#### Material supplied:
------------------------------

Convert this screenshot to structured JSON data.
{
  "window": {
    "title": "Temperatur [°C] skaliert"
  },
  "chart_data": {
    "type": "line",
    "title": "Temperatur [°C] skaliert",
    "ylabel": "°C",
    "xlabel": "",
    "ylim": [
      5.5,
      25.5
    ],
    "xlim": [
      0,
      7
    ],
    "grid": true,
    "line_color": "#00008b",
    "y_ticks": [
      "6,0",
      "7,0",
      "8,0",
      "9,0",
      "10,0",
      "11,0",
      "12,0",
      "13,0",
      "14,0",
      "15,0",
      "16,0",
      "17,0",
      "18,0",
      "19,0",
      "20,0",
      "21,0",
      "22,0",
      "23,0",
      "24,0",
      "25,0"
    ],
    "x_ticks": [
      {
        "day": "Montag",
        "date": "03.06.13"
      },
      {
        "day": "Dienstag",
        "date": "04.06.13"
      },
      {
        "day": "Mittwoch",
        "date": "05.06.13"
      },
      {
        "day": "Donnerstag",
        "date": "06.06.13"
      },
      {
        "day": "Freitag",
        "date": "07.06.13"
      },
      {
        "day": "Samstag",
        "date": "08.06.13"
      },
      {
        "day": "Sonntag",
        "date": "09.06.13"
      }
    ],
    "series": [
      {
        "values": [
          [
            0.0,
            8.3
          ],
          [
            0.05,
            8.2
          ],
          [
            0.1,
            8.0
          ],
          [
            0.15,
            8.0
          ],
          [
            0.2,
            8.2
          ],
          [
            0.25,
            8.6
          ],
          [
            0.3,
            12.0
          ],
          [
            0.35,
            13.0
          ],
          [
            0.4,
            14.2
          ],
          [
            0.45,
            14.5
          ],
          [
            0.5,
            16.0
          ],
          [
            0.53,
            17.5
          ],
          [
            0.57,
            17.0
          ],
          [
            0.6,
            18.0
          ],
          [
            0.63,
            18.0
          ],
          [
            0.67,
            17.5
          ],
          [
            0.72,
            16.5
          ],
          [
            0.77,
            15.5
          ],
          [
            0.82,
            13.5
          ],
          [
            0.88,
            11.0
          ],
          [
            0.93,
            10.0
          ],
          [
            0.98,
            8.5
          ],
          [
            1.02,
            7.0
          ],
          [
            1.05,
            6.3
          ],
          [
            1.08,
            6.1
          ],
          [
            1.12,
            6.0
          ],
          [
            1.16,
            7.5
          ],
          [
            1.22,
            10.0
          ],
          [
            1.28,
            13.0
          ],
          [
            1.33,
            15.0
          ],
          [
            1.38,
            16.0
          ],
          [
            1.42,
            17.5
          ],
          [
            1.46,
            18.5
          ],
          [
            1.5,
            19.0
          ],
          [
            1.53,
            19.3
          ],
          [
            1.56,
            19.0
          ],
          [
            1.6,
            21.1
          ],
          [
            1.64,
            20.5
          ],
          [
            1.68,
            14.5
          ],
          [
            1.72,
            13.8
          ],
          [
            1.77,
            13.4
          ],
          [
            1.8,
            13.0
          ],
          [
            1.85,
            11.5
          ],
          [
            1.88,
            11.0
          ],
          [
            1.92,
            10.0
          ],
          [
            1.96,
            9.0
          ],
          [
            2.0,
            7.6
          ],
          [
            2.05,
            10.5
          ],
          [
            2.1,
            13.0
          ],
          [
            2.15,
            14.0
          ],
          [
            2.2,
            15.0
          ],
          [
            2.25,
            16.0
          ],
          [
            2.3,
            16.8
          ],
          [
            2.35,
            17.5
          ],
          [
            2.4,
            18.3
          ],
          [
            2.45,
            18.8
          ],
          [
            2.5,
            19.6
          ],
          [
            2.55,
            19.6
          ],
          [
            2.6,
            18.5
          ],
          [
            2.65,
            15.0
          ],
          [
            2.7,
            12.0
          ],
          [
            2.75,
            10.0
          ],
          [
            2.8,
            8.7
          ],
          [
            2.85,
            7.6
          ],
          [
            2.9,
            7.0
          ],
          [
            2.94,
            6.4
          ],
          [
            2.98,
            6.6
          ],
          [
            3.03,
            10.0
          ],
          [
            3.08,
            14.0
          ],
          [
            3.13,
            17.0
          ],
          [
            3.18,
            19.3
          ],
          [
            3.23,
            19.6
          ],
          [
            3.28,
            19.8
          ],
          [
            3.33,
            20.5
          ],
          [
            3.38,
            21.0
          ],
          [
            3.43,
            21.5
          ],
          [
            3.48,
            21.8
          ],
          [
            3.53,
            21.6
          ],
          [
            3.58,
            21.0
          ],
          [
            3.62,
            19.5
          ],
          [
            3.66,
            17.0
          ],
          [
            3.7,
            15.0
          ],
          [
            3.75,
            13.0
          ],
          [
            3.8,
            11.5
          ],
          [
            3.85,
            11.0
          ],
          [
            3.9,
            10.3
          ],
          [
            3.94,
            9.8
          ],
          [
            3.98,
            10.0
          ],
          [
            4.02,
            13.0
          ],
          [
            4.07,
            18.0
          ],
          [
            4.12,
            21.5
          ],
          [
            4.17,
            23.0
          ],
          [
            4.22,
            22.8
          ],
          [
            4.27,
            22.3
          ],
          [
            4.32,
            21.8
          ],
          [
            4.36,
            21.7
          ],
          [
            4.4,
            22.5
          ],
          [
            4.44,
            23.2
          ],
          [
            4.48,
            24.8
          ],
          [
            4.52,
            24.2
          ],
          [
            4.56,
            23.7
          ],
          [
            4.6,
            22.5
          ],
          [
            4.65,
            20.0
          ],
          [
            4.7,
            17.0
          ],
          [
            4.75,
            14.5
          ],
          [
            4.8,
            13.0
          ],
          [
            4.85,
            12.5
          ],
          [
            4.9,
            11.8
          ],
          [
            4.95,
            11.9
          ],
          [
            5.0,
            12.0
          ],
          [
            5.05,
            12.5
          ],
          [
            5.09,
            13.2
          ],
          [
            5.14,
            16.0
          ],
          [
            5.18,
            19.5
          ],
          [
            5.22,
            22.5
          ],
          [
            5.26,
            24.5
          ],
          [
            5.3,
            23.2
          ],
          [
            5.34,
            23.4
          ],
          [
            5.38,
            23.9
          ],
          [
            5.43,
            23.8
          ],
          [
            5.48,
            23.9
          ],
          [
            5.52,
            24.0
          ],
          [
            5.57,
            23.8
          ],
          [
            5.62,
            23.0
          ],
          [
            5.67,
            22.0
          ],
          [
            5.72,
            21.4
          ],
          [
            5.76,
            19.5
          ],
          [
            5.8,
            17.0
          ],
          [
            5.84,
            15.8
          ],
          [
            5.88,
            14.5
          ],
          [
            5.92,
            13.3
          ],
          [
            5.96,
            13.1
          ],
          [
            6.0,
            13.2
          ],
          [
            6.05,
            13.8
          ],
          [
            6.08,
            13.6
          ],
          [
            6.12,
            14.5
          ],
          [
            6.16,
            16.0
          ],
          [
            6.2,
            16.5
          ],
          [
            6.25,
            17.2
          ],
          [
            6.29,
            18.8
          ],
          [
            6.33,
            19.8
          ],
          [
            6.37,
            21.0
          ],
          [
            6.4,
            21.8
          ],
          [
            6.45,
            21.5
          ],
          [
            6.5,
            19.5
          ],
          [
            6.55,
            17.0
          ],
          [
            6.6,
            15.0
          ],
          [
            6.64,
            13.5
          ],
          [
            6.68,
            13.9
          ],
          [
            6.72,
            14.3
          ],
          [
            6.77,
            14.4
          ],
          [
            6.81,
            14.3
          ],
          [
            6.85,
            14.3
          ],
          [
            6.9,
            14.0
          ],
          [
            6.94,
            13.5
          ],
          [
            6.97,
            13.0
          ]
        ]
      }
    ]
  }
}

------------------------------

#### Exercise brief:
Which lines hold the word "Temperatur"? Return all of them from the records above.

#### Final result:
    "title": "Temperatur [°C] skaliert"
    "title": "Temperatur [°C] skaliert",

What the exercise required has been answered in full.